Problem to work on: Reproduce every line of the entries below verbatim, with no changes.
-- Begin Supplied material --
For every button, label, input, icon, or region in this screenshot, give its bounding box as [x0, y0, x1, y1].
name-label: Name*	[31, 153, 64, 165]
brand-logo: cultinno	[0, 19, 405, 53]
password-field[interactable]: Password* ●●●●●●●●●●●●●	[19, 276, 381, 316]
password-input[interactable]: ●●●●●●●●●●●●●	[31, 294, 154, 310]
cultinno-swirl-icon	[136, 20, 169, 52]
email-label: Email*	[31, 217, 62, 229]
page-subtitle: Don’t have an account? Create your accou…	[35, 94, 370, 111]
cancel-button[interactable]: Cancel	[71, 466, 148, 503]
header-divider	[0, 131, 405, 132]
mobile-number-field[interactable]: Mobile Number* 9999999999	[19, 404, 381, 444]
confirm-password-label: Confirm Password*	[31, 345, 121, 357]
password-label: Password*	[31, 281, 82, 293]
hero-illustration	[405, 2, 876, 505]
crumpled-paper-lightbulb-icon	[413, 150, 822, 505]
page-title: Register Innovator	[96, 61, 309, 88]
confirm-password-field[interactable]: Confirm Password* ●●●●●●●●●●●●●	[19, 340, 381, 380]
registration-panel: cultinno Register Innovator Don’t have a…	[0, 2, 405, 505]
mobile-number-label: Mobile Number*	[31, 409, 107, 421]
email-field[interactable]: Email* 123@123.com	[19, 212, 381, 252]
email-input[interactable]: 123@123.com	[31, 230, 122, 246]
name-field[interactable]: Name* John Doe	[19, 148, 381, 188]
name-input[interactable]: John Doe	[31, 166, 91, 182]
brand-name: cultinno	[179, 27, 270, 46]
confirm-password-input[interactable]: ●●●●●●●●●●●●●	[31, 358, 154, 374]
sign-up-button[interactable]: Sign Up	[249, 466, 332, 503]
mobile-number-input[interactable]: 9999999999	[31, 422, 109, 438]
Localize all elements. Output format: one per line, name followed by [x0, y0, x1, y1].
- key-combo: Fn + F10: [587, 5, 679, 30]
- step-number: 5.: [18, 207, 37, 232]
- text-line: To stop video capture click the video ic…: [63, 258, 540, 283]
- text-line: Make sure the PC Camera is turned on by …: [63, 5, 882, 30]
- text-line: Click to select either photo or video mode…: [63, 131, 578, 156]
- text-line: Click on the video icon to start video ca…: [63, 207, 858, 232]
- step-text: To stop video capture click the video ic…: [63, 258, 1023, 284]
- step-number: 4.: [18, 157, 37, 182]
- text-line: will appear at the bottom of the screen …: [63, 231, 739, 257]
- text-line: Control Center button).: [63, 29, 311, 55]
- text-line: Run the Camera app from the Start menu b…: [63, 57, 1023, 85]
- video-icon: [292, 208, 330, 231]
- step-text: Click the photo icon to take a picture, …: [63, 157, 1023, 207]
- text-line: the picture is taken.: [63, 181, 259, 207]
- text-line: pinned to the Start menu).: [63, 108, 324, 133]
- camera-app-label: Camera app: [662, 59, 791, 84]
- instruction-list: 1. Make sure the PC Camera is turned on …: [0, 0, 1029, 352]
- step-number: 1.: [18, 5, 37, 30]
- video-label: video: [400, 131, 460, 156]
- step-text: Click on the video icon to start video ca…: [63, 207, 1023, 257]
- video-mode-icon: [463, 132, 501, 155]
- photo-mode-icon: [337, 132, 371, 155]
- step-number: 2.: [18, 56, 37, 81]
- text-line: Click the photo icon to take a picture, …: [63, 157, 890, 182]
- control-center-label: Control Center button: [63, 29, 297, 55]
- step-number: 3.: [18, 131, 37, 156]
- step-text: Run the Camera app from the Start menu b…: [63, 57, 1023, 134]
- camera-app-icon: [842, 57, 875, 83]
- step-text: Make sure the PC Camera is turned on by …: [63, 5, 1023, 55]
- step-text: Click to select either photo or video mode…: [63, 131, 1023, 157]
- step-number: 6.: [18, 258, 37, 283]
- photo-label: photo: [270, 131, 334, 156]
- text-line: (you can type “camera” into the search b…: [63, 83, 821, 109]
-- End Supplied material --
Answer for the task:
For every button, label, input, icon, or region in this screenshot, give its bounding box as [x0, y0, x1, y1].
name-label: Name*	[31, 153, 64, 165]
brand-logo: cultinno	[0, 19, 405, 53]
password-field[interactable]: Password* ●●●●●●●●●●●●●	[19, 276, 381, 316]
password-input[interactable]: ●●●●●●●●●●●●●	[31, 294, 154, 310]
cultinno-swirl-icon	[136, 20, 169, 52]
email-label: Email*	[31, 217, 62, 229]
page-subtitle: Don’t have an account? Create your accou…	[35, 94, 370, 111]
cancel-button[interactable]: Cancel	[71, 466, 148, 503]
header-divider	[0, 131, 405, 132]
mobile-number-field[interactable]: Mobile Number* 9999999999	[19, 404, 381, 444]
confirm-password-label: Confirm Password*	[31, 345, 121, 357]
password-label: Password*	[31, 281, 82, 293]
hero-illustration	[405, 2, 876, 505]
crumpled-paper-lightbulb-icon	[413, 150, 822, 505]
page-title: Register Innovator	[96, 61, 309, 88]
confirm-password-field[interactable]: Confirm Password* ●●●●●●●●●●●●●	[19, 340, 381, 380]
registration-panel: cultinno Register Innovator Don’t have a…	[0, 2, 405, 505]
mobile-number-label: Mobile Number*	[31, 409, 107, 421]
email-field[interactable]: Email* 123@123.com	[19, 212, 381, 252]
email-input[interactable]: 123@123.com	[31, 230, 122, 246]
name-field[interactable]: Name* John Doe	[19, 148, 381, 188]
name-input[interactable]: John Doe	[31, 166, 91, 182]
brand-name: cultinno	[179, 27, 270, 46]
confirm-password-input[interactable]: ●●●●●●●●●●●●●	[31, 358, 154, 374]
sign-up-button[interactable]: Sign Up	[249, 466, 332, 503]
mobile-number-input[interactable]: 9999999999	[31, 422, 109, 438]
Localize all elements. Output format: one per line, name followed by [x0, y0, x1, y1].
- key-combo: Fn + F10: [587, 5, 679, 30]
- step-number: 5.: [18, 207, 37, 232]
- text-line: To stop video capture click the video ic…: [63, 258, 540, 283]
- text-line: Make sure the PC Camera is turned on by …: [63, 5, 882, 30]
- text-line: Click to select either photo or video mode…: [63, 131, 578, 156]
- text-line: Click on the video icon to start video ca…: [63, 207, 858, 232]
- step-text: To stop video capture click the video ic…: [63, 258, 1023, 284]
- step-number: 4.: [18, 157, 37, 182]
- text-line: will appear at the bottom of the screen …: [63, 231, 739, 257]
- text-line: Control Center button).: [63, 29, 311, 55]
- text-line: Run the Camera app from the Start menu b…: [63, 57, 1023, 85]
- video-icon: [292, 208, 330, 231]
- step-text: Click the photo icon to take a picture, …: [63, 157, 1023, 207]
- text-line: the picture is taken.: [63, 181, 259, 207]
- text-line: pinned to the Start menu).: [63, 108, 324, 133]
- camera-app-label: Camera app: [662, 59, 791, 84]
- instruction-list: 1. Make sure the PC Camera is turned on …: [0, 0, 1029, 352]
- step-number: 1.: [18, 5, 37, 30]
- video-label: video: [400, 131, 460, 156]
- step-text: Click on the video icon to start video ca…: [63, 207, 1023, 257]
- video-mode-icon: [463, 132, 501, 155]
- photo-mode-icon: [337, 132, 371, 155]
- step-number: 2.: [18, 56, 37, 81]
- text-line: Click the photo icon to take a picture, …: [63, 157, 890, 182]
- control-center-label: Control Center button: [63, 29, 297, 55]
- step-number: 3.: [18, 131, 37, 156]
- step-text: Run the Camera app from the Start menu b…: [63, 57, 1023, 134]
- camera-app-icon: [842, 57, 875, 83]
- step-text: Make sure the PC Camera is turned on by …: [63, 5, 1023, 55]
- step-text: Click to select either photo or video mode…: [63, 131, 1023, 157]
- step-number: 6.: [18, 258, 37, 283]
- photo-label: photo: [270, 131, 334, 156]
- text-line: (you can type “camera” into the search b…: [63, 83, 821, 109]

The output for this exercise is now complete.